→ Records for the task

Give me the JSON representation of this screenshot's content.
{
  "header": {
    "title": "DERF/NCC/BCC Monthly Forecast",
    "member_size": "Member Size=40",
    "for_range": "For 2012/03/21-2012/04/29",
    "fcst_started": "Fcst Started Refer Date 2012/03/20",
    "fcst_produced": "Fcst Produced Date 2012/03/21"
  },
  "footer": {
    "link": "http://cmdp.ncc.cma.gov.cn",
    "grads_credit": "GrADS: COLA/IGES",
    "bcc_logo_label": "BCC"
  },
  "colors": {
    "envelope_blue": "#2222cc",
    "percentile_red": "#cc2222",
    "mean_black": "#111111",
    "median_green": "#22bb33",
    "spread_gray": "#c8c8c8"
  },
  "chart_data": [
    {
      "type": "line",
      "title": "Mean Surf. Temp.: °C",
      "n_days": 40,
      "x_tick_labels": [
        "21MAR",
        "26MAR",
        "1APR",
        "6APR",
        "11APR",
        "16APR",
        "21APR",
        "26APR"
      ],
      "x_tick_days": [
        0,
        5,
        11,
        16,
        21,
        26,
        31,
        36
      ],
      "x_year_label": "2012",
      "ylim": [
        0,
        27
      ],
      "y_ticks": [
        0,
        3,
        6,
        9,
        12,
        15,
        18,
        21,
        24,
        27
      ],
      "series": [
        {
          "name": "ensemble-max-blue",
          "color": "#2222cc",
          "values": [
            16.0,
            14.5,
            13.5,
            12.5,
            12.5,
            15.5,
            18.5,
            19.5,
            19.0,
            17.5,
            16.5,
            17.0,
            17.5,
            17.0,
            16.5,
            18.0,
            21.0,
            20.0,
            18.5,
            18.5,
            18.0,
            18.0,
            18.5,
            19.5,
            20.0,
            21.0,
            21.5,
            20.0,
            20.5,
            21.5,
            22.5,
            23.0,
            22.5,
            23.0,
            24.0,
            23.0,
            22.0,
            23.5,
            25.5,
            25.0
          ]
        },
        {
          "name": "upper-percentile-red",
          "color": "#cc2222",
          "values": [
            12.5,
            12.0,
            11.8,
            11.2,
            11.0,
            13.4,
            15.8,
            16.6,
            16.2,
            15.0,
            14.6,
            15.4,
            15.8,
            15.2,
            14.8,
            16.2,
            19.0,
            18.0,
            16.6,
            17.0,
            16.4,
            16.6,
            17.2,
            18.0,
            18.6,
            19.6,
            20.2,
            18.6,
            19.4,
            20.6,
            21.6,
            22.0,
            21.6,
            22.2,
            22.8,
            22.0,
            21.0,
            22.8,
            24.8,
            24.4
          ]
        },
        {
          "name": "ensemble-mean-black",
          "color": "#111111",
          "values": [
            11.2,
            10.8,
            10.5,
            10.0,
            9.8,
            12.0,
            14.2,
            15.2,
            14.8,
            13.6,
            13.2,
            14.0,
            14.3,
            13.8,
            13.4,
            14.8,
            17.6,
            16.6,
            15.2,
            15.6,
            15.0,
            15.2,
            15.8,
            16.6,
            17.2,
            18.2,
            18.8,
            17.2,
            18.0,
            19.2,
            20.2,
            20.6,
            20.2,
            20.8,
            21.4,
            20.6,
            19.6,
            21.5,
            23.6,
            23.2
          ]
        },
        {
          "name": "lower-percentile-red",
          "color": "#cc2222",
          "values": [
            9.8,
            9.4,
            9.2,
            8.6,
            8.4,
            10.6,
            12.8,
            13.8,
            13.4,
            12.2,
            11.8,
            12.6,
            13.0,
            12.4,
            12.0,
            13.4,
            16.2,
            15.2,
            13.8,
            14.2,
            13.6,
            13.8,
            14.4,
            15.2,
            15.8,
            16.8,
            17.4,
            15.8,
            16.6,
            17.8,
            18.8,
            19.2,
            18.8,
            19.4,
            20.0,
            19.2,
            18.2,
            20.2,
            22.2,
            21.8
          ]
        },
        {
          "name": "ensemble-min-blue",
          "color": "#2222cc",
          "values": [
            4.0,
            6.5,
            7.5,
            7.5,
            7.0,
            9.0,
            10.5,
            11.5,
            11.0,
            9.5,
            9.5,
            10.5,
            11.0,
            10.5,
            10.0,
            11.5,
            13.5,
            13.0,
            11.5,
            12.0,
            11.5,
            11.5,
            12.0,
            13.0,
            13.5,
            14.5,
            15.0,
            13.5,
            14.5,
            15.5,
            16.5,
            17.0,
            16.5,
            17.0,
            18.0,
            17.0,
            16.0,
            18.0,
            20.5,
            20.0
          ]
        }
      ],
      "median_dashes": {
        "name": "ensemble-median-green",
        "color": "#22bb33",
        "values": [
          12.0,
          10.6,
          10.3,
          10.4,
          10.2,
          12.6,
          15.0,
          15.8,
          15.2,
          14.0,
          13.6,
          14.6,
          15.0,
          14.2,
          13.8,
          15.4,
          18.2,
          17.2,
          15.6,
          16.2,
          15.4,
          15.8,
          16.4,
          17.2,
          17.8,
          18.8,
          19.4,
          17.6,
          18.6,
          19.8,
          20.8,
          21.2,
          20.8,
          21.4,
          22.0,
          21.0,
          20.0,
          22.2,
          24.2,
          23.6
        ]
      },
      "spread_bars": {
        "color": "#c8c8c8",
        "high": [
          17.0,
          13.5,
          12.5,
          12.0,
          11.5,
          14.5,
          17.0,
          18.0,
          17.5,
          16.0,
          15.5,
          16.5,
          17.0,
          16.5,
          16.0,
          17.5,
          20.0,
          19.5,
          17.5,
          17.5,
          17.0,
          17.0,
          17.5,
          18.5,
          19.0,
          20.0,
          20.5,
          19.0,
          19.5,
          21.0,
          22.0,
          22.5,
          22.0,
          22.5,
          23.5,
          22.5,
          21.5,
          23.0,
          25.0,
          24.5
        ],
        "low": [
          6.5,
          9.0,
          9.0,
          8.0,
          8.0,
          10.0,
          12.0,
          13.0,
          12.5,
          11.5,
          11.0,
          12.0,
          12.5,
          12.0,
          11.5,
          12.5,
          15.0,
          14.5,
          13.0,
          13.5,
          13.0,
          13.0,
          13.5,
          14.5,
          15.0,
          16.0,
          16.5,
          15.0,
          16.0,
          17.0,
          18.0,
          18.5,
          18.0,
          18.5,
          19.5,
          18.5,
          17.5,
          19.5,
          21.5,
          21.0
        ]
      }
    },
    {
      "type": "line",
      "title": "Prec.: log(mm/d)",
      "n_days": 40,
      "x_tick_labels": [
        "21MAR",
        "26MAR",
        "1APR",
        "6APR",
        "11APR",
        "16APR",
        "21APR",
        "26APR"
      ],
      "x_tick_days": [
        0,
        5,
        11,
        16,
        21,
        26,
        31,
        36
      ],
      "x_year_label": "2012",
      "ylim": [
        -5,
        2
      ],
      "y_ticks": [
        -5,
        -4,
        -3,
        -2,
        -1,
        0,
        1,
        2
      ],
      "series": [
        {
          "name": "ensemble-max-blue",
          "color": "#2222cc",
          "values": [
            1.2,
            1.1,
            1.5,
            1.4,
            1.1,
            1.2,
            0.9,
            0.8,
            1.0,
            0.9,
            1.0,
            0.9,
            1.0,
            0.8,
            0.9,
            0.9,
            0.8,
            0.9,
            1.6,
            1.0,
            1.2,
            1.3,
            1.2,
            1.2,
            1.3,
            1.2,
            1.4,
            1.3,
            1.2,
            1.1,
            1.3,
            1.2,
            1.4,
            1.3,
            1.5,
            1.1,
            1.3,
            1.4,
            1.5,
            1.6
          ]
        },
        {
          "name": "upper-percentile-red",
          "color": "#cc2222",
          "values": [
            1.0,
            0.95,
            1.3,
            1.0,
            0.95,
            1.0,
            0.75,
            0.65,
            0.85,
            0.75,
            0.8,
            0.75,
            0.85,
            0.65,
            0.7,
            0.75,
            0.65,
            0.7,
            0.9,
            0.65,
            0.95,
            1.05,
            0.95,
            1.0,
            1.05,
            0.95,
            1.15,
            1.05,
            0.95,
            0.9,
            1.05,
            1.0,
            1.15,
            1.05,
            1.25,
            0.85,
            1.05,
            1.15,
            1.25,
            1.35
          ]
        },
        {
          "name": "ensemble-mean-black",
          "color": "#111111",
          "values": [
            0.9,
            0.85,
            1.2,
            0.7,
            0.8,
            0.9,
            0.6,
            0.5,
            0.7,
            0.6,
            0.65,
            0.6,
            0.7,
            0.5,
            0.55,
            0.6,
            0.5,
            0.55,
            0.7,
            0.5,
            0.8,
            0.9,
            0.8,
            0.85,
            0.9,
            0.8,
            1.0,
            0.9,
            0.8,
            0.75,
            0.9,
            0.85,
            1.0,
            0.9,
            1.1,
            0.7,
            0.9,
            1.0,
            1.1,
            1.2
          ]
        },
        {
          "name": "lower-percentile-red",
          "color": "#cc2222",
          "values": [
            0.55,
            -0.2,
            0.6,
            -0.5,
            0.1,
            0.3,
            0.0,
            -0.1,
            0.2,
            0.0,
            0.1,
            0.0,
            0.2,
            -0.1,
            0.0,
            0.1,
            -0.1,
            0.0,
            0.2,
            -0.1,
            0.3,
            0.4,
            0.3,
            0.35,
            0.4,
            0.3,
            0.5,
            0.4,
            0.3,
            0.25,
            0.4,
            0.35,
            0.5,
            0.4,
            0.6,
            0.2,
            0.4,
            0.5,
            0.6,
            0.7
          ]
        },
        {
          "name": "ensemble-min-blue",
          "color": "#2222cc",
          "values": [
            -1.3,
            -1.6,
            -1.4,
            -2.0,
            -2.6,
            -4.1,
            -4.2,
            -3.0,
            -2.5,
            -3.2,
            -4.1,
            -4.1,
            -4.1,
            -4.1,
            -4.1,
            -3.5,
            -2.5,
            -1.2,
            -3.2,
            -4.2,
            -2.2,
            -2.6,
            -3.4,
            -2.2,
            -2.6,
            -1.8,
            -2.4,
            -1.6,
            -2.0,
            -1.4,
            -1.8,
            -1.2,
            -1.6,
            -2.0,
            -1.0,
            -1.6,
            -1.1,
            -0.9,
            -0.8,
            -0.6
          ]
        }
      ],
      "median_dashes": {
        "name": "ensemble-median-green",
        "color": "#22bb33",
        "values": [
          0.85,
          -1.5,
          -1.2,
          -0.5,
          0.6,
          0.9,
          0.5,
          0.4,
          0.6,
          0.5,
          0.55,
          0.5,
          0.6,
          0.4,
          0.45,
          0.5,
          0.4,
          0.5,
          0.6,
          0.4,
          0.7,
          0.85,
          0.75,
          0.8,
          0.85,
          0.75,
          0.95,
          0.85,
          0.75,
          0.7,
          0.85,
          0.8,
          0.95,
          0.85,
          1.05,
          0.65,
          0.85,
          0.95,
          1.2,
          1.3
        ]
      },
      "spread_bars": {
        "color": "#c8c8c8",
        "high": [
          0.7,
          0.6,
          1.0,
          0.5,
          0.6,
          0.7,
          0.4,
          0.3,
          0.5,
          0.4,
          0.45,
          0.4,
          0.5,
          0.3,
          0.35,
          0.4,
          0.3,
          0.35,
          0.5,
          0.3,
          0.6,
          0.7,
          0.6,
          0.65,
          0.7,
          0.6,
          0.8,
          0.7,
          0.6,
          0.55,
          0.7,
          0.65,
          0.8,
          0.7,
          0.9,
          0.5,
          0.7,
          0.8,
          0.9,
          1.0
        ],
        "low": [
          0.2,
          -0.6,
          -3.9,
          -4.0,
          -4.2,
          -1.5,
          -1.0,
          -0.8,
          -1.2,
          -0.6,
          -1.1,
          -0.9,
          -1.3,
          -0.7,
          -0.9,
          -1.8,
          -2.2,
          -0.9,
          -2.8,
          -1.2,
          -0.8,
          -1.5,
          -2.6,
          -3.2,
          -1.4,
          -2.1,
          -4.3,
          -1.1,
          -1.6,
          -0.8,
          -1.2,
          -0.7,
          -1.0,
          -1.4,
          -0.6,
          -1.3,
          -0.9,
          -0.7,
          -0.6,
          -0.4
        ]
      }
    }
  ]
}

→ Problem to solve
In the records above, locate every line with the string "Fcst" and copy it.

→ Answer to the task
    "fcst_started": "Fcst Started Refer Date 2012/03/20",
    "fcst_produced": "Fcst Produced Date 2012/03/21"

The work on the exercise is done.